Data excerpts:
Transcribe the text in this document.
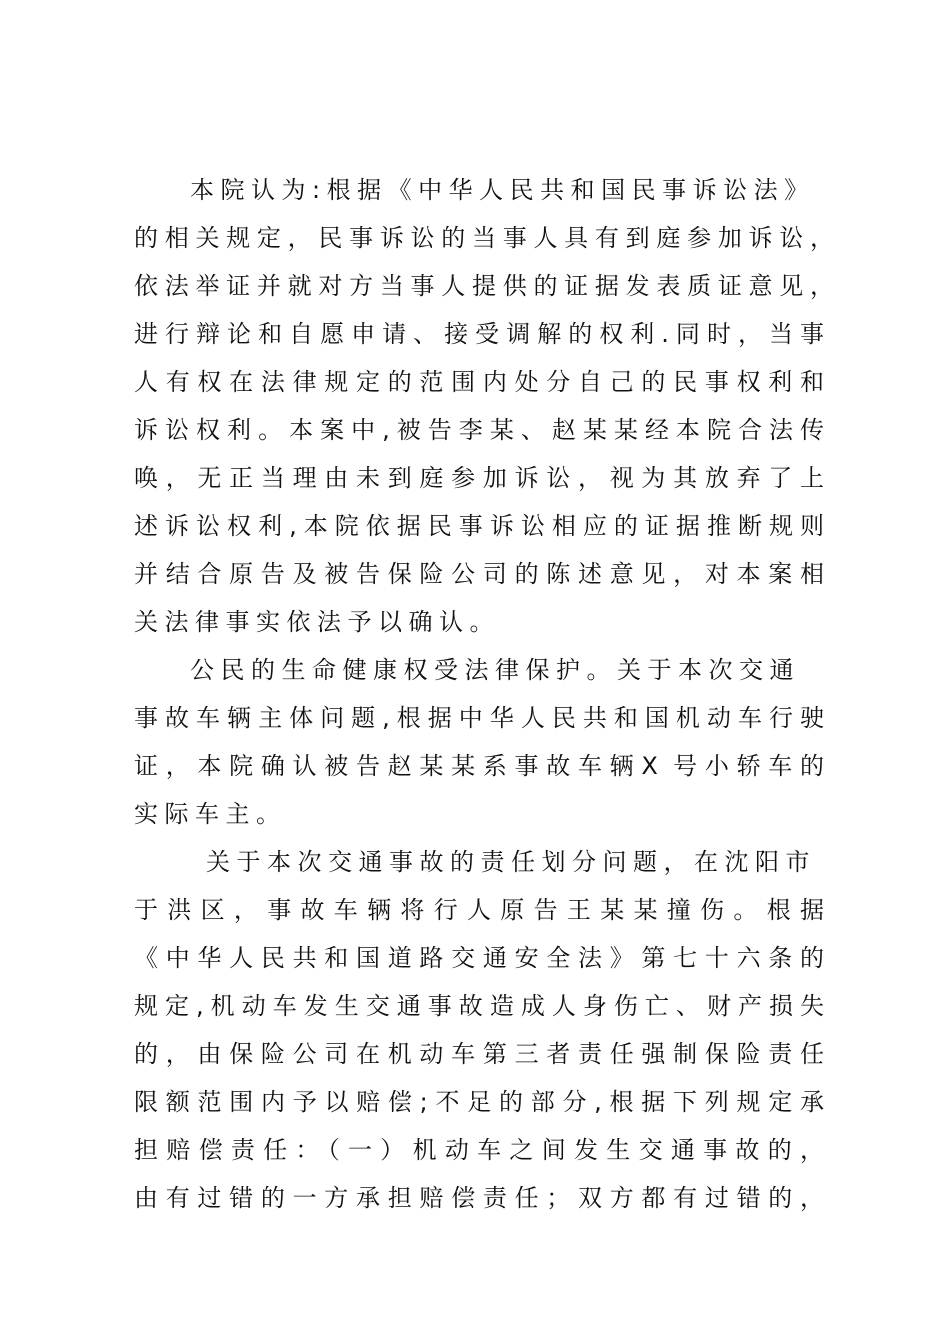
本院认为:根据《中华人民共和国民事诉讼法》
的相关规定，民事诉讼的当事人具有到庭参加诉讼，
依法举证并就对方当事人提供的证据发表质证意见，
进行辩论和自愿申请、接受调解的权利.同时，当事
人有权在法律规定的范围内处分自己的民事权利和
诉讼权利。本案中,被告李某、赵某某经本院合法传
唤，无正当理由未到庭参加诉讼，视为其放弃了上
述诉讼权利,本院依据民事诉讼相应的证据推断规则
并结合原告及被告保险公司的陈述意见，对本案相
关法律事实依法予以确认。
公民的生命健康权受法律保护。关于本次交通
事故车辆主体问题,根据中华人民共和国机动车行驶
证，本院确认被告赵某某系事故车辆X 号小轿车的
实际车主。
关于本次交通事故的责任划分问题，在沈阳市
于洪区，事故车辆将行人原告王某某撞伤。根据
《中华人民共和国道路交通安全法》第七十六条的
规定,机动车发生交通事故造成人身伤亡、财产损失
的，由保险公司在机动车第三者责任强制保险责任
限额范围内予以赔偿;不足的部分,根据下列规定承
担赔偿责任：（一）机动车之间发生交通事故的，
由有过错的一方承担赔偿责任；双方都有过错的，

_PROBLEM DETAILS_
Repeat the records above exactly, leaving out any pictures they contain.

_RESULT OF THIS TASK_
Transcribe the text in this document.
本院认为:根据《中华人民共和国民事诉讼法》
的相关规定，民事诉讼的当事人具有到庭参加诉讼，
依法举证并就对方当事人提供的证据发表质证意见，
进行辩论和自愿申请、接受调解的权利.同时，当事
人有权在法律规定的范围内处分自己的民事权利和
诉讼权利。本案中,被告李某、赵某某经本院合法传
唤，无正当理由未到庭参加诉讼，视为其放弃了上
述诉讼权利,本院依据民事诉讼相应的证据推断规则
并结合原告及被告保险公司的陈述意见，对本案相
关法律事实依法予以确认。
公民的生命健康权受法律保护。关于本次交通
事故车辆主体问题,根据中华人民共和国机动车行驶
证，本院确认被告赵某某系事故车辆X 号小轿车的
实际车主。
关于本次交通事故的责任划分问题，在沈阳市
于洪区，事故车辆将行人原告王某某撞伤。根据
《中华人民共和国道路交通安全法》第七十六条的
规定,机动车发生交通事故造成人身伤亡、财产损失
的，由保险公司在机动车第三者责任强制保险责任
限额范围内予以赔偿;不足的部分,根据下列规定承
担赔偿责任：（一）机动车之间发生交通事故的，
由有过错的一方承担赔偿责任；双方都有过错的，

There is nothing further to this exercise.